> What the task asks
Which lines hold the string "Weekly"? Copy every one of them.

> Entries from a dataset
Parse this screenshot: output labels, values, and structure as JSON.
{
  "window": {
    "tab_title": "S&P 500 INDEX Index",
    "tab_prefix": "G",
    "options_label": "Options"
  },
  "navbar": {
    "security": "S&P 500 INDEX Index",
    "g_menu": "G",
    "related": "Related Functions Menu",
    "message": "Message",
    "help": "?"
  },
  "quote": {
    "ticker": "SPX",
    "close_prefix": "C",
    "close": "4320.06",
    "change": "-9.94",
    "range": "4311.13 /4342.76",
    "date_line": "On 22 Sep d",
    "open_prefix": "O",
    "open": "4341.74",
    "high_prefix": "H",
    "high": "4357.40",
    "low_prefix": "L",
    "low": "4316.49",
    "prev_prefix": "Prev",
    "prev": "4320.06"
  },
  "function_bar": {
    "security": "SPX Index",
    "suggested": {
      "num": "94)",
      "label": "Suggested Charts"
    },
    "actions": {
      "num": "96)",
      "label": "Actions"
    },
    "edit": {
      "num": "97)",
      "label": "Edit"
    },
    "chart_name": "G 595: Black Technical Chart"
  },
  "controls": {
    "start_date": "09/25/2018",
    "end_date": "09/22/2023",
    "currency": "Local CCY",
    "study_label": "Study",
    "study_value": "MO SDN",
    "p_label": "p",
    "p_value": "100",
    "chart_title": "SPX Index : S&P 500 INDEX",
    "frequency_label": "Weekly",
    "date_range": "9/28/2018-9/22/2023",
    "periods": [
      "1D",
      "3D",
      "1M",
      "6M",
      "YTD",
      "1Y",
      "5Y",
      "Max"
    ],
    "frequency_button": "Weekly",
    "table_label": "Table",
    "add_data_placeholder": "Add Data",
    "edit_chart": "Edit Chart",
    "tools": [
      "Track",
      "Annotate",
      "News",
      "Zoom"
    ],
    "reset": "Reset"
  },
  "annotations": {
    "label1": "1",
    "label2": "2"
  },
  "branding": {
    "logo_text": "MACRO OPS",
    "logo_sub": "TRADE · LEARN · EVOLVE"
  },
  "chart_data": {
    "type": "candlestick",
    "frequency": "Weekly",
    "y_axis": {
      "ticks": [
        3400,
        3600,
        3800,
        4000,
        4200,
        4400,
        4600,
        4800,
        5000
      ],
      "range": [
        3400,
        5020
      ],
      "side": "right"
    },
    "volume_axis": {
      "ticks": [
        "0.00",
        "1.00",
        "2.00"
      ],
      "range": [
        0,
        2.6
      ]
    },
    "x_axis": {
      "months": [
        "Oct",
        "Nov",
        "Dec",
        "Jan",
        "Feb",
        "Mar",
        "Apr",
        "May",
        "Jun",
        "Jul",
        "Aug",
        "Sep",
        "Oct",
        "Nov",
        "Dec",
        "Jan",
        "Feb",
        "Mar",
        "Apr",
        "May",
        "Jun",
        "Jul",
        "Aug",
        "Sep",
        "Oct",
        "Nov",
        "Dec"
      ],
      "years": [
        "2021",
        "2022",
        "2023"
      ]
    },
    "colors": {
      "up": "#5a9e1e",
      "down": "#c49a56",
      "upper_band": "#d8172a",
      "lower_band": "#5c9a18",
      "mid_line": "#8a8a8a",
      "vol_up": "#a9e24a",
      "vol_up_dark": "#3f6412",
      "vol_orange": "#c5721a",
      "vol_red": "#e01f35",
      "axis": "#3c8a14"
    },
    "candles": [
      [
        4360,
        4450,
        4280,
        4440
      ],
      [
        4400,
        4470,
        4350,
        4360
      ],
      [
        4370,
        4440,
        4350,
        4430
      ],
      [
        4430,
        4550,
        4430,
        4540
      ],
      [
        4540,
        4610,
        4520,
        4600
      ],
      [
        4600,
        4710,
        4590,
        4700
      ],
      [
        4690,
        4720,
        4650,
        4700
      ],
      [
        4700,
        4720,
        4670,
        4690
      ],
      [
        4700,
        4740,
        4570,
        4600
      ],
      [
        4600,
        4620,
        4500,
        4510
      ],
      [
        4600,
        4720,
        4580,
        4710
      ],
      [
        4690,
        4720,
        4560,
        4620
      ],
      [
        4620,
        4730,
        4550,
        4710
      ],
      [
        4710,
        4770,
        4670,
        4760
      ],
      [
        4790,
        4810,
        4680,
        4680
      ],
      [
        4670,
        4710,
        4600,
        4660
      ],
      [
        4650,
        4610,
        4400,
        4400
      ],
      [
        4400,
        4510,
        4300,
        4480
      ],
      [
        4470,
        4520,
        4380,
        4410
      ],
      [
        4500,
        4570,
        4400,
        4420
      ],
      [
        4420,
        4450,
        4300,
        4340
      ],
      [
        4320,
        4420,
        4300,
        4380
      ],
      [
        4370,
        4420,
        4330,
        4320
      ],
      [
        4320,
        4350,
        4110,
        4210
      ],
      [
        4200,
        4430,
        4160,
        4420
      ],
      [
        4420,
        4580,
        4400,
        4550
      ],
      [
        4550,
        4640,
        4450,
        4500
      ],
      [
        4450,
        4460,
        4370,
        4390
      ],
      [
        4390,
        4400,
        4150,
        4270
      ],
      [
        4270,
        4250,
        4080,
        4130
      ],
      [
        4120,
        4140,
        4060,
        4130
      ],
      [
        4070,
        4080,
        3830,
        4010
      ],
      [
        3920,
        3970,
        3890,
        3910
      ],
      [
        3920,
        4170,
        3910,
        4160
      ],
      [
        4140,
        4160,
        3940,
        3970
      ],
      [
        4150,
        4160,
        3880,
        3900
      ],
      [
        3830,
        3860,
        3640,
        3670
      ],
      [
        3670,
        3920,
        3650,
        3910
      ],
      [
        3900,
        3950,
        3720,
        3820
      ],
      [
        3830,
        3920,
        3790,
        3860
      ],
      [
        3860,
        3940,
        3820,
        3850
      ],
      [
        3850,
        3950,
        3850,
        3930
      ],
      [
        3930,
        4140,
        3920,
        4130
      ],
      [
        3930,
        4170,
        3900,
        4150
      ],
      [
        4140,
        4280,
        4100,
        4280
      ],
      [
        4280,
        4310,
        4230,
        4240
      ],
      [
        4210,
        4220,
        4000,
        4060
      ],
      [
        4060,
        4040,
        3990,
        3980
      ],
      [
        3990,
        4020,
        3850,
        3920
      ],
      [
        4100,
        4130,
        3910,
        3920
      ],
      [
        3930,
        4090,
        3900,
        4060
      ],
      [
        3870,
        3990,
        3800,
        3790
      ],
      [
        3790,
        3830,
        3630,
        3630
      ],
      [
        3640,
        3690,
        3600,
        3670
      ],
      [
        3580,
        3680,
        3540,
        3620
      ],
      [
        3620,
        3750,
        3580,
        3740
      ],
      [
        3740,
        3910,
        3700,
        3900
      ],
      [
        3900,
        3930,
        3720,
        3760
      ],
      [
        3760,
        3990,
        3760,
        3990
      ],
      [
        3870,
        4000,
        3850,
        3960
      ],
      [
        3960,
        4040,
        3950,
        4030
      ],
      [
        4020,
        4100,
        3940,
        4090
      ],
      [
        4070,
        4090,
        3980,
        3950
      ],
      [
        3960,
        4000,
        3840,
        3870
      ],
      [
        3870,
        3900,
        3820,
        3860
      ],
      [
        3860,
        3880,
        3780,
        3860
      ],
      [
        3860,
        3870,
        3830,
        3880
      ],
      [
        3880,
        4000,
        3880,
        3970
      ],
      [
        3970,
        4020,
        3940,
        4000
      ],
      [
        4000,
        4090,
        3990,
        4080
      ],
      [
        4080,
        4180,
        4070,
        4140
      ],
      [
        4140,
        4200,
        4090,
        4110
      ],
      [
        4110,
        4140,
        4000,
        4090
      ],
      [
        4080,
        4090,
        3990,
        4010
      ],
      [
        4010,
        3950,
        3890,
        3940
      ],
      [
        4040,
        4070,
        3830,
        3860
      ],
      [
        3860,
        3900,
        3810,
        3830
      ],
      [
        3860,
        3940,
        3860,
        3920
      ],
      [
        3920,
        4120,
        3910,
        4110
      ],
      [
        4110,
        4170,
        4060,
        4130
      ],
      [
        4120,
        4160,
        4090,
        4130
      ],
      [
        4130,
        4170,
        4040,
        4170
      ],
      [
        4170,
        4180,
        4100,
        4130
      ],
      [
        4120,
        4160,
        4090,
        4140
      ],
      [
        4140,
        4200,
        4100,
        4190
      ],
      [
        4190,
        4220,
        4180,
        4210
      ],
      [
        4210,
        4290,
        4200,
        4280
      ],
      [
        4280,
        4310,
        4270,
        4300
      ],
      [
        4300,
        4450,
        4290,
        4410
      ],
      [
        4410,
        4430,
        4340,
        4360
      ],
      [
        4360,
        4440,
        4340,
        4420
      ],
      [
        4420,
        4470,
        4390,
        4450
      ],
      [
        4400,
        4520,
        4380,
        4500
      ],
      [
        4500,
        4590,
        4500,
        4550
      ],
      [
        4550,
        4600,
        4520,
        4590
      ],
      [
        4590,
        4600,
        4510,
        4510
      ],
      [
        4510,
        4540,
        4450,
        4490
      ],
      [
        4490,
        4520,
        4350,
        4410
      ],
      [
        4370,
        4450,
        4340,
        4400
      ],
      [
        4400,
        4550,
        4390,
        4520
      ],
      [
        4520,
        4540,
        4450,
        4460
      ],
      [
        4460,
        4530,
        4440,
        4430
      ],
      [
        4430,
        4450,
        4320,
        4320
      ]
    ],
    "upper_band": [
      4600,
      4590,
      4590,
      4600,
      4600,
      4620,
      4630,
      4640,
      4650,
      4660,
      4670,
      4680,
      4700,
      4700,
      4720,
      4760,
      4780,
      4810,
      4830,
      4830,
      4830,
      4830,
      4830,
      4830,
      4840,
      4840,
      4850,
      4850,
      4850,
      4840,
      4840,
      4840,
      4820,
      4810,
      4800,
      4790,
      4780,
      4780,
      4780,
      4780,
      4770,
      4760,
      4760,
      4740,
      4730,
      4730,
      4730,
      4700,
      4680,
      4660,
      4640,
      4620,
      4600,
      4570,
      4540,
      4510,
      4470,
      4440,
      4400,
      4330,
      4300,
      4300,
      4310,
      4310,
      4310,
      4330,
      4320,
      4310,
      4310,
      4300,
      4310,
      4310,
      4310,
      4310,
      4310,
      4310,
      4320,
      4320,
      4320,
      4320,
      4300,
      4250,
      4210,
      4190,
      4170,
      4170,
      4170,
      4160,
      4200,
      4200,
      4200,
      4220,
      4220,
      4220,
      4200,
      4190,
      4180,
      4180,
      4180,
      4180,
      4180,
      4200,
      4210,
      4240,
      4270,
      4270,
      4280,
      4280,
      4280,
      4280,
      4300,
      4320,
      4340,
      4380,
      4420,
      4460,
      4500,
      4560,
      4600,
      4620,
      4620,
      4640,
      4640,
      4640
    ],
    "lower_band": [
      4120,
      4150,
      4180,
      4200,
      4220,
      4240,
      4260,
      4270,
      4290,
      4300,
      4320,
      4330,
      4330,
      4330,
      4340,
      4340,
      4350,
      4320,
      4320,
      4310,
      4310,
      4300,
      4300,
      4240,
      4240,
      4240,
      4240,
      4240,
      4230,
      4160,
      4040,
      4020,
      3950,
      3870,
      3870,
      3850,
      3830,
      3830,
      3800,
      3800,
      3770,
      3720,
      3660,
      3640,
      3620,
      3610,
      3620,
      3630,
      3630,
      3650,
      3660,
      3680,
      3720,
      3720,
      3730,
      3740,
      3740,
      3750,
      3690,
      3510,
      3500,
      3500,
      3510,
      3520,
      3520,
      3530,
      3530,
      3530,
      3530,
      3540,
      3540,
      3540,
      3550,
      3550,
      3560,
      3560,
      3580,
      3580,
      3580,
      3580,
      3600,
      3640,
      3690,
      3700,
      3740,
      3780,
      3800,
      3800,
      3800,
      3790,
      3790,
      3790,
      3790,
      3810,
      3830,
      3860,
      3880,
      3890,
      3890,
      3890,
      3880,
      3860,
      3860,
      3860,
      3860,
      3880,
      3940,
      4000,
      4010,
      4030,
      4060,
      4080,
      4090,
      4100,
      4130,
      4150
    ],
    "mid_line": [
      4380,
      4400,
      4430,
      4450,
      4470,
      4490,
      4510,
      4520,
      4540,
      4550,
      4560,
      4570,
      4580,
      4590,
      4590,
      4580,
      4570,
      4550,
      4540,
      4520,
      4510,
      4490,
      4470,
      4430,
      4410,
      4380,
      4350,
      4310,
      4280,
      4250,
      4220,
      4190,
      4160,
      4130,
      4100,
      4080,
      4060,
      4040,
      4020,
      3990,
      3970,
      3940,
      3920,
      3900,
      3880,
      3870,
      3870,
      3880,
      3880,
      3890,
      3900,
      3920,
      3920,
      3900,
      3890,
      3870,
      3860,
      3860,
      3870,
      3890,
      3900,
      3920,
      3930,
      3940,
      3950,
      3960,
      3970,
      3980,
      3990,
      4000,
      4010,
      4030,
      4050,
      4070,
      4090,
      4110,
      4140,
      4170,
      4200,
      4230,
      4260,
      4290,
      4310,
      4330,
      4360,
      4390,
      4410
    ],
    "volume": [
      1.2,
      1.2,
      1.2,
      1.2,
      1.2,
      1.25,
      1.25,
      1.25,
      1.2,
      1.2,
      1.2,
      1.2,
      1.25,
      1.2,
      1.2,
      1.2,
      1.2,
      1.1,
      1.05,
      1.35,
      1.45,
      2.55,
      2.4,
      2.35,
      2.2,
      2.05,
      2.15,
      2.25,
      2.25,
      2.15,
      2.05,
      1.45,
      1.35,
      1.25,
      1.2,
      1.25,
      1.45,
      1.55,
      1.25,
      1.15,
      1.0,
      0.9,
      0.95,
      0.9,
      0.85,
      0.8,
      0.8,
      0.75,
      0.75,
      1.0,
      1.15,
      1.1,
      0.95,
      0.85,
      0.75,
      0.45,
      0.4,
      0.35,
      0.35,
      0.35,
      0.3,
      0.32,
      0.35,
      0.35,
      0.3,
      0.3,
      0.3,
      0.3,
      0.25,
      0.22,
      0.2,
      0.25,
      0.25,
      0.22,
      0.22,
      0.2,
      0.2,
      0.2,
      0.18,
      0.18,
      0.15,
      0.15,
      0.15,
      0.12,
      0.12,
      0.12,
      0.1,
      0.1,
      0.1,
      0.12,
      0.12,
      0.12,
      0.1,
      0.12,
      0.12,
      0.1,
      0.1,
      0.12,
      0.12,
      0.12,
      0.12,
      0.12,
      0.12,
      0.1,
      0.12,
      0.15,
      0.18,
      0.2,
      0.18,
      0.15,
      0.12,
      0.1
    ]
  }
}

> Task solution
    "frequency_label": "Weekly",
    "frequency_button": "Weekly",
    "frequency": "Weekly",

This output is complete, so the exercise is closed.